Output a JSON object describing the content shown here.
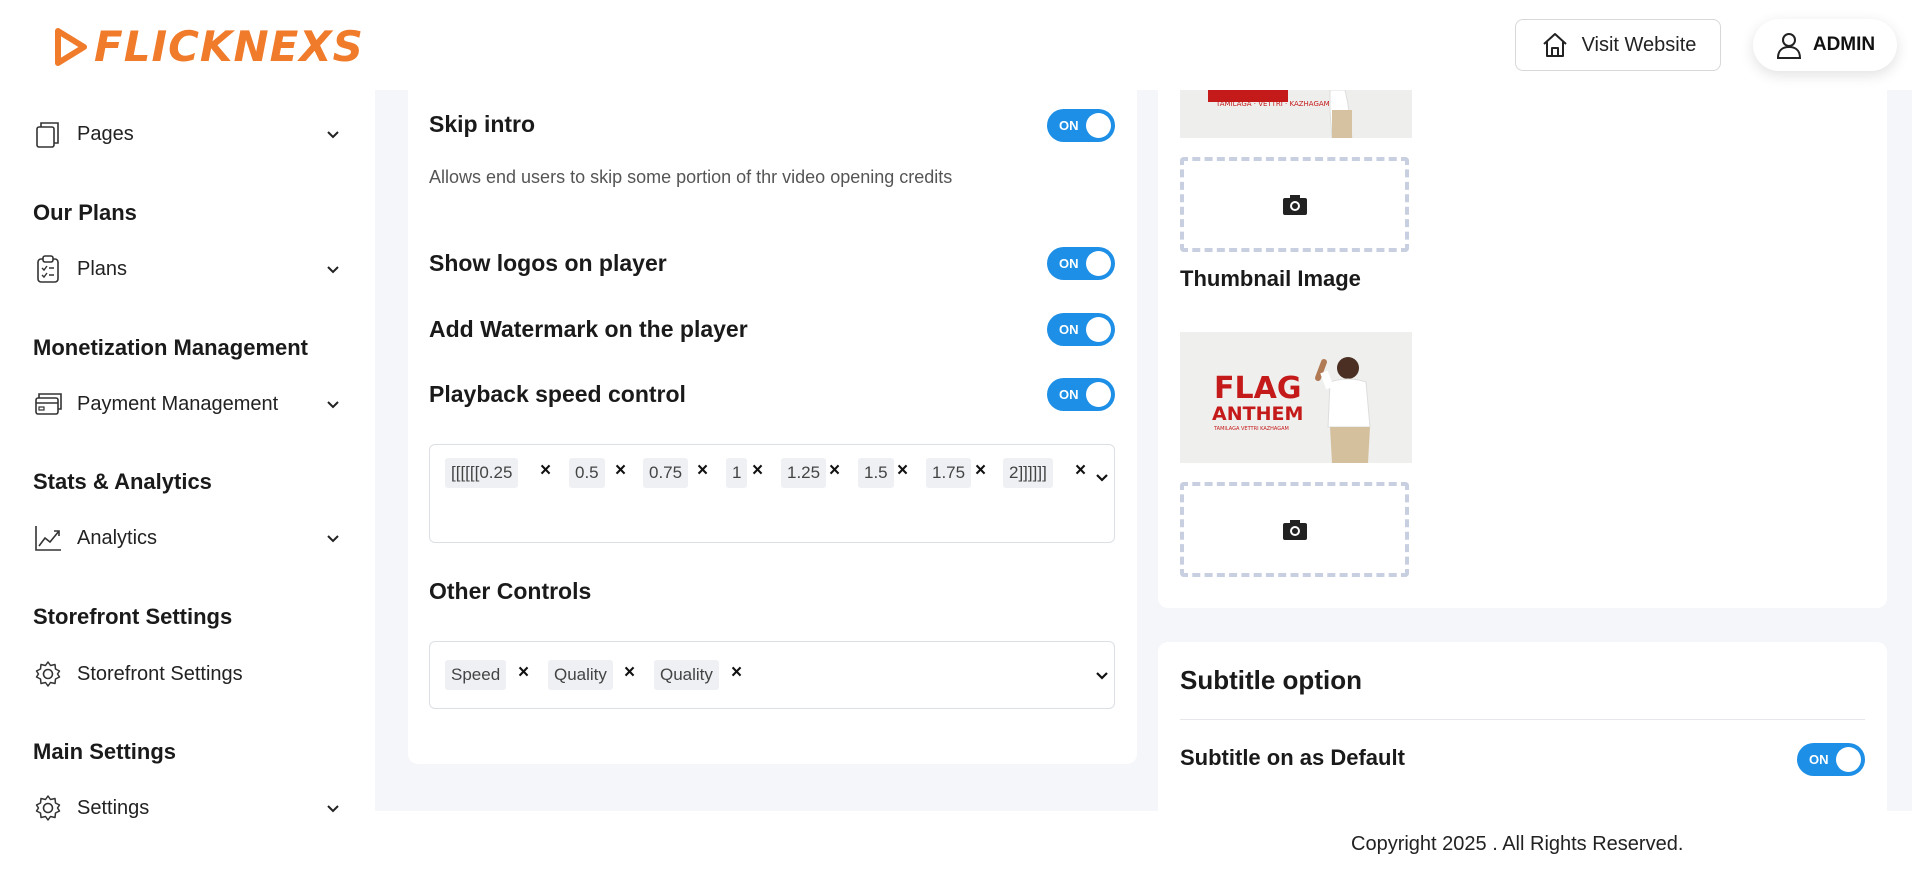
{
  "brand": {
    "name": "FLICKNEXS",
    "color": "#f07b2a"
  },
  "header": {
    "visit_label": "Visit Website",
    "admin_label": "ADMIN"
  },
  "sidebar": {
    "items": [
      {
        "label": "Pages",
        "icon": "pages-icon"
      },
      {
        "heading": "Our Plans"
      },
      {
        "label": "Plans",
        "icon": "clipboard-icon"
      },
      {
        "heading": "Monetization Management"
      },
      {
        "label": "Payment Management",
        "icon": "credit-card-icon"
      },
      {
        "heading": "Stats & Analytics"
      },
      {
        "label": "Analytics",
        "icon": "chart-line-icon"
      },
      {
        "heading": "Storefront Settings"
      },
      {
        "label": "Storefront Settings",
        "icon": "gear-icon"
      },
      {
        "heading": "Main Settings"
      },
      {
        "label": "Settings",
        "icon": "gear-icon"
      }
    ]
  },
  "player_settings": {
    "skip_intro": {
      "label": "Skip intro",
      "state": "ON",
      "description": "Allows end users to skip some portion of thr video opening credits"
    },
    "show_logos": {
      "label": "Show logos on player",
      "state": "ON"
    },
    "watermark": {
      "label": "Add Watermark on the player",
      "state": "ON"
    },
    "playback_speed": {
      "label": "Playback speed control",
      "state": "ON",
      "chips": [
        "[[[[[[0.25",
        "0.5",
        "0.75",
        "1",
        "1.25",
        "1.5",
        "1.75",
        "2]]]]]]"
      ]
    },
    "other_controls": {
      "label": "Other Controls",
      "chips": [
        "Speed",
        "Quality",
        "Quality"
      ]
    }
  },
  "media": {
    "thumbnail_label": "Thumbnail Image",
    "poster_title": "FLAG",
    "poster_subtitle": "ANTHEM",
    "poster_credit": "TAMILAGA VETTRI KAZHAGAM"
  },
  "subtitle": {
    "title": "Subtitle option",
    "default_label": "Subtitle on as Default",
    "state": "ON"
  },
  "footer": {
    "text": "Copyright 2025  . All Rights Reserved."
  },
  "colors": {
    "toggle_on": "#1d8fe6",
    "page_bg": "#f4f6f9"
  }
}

══════

### WRITTEN PROBLEM
Wherever "icon" shows up in a line, copy that line.

### SOLUTION FOR THIS PROBLEM
        "icon": "pages-icon"
        "icon": "clipboard-icon"
        "icon": "credit-card-icon"
        "icon": "chart-line-icon"
        "icon": "gear-icon"
        "icon": "gear-icon"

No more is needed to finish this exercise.